>> start Data extract

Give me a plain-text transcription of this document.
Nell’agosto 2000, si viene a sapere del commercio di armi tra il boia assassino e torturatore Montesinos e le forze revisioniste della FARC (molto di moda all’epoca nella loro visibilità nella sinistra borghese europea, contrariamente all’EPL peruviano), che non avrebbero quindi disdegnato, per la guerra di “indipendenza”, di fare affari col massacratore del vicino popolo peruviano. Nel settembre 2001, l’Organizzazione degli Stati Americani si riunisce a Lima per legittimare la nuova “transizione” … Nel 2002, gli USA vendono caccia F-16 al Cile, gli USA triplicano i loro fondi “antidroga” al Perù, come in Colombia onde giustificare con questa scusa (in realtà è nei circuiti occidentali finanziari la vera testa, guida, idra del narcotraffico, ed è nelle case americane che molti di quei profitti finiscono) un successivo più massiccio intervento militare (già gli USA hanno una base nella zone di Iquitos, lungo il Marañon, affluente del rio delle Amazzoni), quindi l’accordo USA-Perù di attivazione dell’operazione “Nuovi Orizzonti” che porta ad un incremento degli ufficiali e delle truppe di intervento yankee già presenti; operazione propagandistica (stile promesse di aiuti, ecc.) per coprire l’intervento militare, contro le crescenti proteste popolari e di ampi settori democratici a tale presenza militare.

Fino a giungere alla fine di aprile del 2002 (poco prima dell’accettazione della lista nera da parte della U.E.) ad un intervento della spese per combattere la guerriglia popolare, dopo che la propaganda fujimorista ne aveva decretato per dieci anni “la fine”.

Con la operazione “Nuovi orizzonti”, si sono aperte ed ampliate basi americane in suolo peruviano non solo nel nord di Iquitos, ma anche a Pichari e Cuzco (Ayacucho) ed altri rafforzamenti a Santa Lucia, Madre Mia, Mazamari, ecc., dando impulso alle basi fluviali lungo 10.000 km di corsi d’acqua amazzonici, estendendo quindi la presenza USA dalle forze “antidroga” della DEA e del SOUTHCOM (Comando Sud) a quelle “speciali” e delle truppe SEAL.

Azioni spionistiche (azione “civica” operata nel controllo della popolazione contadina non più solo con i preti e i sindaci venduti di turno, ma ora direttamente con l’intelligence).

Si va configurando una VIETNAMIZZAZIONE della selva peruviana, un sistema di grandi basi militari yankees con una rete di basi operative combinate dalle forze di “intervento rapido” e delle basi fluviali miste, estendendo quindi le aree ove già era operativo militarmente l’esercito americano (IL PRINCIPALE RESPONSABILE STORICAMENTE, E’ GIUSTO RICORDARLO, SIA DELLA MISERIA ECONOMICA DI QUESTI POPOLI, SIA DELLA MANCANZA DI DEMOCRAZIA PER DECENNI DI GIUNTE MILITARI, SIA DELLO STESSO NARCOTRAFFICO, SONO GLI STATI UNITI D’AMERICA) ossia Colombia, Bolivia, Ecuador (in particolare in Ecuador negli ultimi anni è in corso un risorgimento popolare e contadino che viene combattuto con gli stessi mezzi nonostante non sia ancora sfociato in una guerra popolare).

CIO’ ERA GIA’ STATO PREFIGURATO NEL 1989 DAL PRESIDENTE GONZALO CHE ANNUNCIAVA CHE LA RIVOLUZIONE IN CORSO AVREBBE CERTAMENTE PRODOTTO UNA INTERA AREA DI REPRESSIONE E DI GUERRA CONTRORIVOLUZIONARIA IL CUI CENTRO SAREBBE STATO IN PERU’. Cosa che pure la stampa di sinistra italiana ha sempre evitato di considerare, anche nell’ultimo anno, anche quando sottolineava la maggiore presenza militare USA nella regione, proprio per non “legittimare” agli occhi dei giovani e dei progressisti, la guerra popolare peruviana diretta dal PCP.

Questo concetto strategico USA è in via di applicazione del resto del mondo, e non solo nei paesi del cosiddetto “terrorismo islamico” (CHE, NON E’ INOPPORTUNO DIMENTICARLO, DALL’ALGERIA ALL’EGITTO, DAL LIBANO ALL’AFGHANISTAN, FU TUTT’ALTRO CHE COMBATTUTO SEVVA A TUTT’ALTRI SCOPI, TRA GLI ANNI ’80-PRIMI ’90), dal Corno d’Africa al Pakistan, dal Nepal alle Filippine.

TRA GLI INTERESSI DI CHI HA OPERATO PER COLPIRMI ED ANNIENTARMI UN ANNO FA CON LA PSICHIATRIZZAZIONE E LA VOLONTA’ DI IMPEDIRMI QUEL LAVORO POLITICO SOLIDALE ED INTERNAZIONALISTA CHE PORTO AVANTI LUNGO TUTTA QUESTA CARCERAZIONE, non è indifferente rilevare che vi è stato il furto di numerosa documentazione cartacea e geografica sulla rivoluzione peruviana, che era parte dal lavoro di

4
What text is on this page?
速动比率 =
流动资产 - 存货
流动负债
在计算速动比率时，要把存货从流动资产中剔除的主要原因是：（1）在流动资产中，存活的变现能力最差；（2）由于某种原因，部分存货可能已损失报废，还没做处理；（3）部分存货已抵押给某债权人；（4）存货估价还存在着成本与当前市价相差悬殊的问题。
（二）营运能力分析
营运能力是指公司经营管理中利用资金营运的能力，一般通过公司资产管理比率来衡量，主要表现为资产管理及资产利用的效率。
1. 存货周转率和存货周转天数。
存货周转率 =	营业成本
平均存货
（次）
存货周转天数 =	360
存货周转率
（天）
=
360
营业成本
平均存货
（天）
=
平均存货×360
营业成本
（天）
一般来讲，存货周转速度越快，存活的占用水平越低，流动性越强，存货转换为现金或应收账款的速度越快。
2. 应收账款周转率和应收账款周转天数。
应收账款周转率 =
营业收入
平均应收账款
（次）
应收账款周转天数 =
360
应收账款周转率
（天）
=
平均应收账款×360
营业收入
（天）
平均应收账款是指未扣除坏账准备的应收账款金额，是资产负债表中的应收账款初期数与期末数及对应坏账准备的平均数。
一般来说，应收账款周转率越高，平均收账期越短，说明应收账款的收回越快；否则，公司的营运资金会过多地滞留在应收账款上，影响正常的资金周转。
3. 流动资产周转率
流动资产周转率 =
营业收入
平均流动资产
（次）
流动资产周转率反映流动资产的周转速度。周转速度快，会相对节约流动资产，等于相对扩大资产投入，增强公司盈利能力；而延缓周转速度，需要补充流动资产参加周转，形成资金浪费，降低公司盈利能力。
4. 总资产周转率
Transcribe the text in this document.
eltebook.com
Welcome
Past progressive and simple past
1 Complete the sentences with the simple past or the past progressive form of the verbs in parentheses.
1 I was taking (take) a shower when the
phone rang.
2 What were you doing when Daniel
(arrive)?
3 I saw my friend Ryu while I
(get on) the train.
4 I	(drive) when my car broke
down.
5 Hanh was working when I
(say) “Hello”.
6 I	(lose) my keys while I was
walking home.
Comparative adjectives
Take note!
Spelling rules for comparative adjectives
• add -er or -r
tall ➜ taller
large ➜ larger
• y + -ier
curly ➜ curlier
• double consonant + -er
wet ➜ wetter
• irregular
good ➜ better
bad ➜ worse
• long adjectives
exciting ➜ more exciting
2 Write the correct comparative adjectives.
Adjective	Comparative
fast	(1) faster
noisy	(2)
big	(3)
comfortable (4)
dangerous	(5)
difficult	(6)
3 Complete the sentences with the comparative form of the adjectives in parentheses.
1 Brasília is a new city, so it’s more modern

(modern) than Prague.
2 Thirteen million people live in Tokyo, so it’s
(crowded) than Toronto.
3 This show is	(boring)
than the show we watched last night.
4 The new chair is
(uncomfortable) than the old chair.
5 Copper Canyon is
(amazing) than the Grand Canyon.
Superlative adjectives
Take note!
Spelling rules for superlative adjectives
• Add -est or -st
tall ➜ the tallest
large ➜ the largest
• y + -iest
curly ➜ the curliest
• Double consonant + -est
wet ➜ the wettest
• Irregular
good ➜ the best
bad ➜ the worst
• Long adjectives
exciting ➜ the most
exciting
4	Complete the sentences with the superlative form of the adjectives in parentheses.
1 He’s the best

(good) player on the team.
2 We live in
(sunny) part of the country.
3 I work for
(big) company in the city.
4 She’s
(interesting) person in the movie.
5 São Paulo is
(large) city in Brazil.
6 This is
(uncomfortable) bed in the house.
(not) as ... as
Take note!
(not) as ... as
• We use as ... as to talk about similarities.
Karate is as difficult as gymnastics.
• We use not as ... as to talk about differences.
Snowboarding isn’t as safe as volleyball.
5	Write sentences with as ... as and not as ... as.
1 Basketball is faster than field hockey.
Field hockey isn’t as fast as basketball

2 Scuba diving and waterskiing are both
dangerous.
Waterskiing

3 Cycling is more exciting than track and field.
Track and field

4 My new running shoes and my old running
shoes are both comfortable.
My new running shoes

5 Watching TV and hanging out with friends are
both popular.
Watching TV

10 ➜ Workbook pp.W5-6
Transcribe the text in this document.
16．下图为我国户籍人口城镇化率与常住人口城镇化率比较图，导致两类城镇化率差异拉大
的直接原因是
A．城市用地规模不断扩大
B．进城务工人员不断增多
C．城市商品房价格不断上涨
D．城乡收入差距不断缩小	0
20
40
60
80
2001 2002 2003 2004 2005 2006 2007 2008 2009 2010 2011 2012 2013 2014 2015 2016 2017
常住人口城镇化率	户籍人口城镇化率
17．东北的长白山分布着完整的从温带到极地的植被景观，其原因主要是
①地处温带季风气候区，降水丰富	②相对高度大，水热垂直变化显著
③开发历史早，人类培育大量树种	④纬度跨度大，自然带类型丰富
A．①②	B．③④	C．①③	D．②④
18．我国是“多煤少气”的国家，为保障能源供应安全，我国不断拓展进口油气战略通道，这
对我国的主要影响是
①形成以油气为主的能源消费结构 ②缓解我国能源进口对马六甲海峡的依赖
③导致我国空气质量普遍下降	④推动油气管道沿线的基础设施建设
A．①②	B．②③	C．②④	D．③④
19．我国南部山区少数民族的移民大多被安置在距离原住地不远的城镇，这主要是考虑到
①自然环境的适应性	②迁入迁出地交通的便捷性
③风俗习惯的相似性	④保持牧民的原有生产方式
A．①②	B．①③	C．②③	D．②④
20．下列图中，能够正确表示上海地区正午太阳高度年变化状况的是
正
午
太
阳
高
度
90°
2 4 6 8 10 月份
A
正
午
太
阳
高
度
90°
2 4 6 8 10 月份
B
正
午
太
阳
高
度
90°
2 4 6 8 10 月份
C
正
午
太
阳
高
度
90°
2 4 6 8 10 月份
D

>> end Data extract

● Task brief
Extract from the data every line where "chair" shows up.

● Final answer
4 The new chair is
(uncomfortable) than the old chair.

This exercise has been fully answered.